BEGIN DATA
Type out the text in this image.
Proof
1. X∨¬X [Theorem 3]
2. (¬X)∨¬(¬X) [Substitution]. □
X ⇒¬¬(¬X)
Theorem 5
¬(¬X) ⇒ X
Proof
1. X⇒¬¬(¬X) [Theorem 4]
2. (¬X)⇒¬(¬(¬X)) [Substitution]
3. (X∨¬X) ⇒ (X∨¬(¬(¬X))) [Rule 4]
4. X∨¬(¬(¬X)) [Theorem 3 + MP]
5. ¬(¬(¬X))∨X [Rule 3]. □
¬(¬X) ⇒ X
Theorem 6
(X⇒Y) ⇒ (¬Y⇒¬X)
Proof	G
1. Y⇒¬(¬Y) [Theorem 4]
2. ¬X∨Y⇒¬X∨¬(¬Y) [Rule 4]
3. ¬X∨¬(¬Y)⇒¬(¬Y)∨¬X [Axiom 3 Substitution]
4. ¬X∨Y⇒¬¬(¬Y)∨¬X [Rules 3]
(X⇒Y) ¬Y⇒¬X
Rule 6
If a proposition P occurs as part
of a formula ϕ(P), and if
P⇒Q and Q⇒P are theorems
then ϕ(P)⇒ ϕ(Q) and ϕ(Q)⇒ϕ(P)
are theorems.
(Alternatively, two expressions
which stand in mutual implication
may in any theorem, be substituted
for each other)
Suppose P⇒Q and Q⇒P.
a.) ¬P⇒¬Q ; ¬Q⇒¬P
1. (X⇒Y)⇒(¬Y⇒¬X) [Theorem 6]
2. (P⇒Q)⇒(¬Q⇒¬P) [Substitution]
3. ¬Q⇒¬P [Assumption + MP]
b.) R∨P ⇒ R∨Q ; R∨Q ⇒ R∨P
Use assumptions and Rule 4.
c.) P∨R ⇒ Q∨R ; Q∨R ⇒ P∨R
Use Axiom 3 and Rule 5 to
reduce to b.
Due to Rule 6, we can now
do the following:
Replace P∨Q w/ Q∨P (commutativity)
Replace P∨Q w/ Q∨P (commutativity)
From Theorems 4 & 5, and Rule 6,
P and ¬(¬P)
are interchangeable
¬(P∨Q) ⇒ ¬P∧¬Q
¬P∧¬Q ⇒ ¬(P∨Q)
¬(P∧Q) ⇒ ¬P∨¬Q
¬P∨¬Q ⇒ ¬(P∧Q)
END DATA
**WHAT IS NEEDED:**
Each record should come back exactly as written.

**IN RESPONSE:**
Type out the text in this image.
Proof
1. X∨¬X [Theorem 3]
2. (¬X)∨¬(¬X) [Substitution]. □
X ⇒¬¬(¬X)
Theorem 5
¬(¬X) ⇒ X
Proof
1. X⇒¬¬(¬X) [Theorem 4]
2. (¬X)⇒¬(¬(¬X)) [Substitution]
3. (X∨¬X) ⇒ (X∨¬(¬(¬X))) [Rule 4]
4. X∨¬(¬(¬X)) [Theorem 3 + MP]
5. ¬(¬(¬X))∨X [Rule 3]. □
¬(¬X) ⇒ X
Theorem 6
(X⇒Y) ⇒ (¬Y⇒¬X)
Proof	G
1. Y⇒¬(¬Y) [Theorem 4]
2. ¬X∨Y⇒¬X∨¬(¬Y) [Rule 4]
3. ¬X∨¬(¬Y)⇒¬(¬Y)∨¬X [Axiom 3 Substitution]
4. ¬X∨Y⇒¬¬(¬Y)∨¬X [Rules 3]
(X⇒Y) ¬Y⇒¬X
Rule 6
If a proposition P occurs as part
of a formula ϕ(P), and if
P⇒Q and Q⇒P are theorems
then ϕ(P)⇒ ϕ(Q) and ϕ(Q)⇒ϕ(P)
are theorems.
(Alternatively, two expressions
which stand in mutual implication
may in any theorem, be substituted
for each other)
Suppose P⇒Q and Q⇒P.
a.) ¬P⇒¬Q ; ¬Q⇒¬P
1. (X⇒Y)⇒(¬Y⇒¬X) [Theorem 6]
2. (P⇒Q)⇒(¬Q⇒¬P) [Substitution]
3. ¬Q⇒¬P [Assumption + MP]
b.) R∨P ⇒ R∨Q ; R∨Q ⇒ R∨P
Use assumptions and Rule 4.
c.) P∨R ⇒ Q∨R ; Q∨R ⇒ P∨R
Use Axiom 3 and Rule 5 to
reduce to b.
Due to Rule 6, we can now
do the following:
Replace P∨Q w/ Q∨P (commutativity)
Replace P∨Q w/ Q∨P (commutativity)
From Theorems 4 & 5, and Rule 6,
P and ¬(¬P)
are interchangeable
¬(P∨Q) ⇒ ¬P∧¬Q
¬P∧¬Q ⇒ ¬(P∨Q)
¬(P∧Q) ⇒ ¬P∨¬Q
¬P∨¬Q ⇒ ¬(P∧Q)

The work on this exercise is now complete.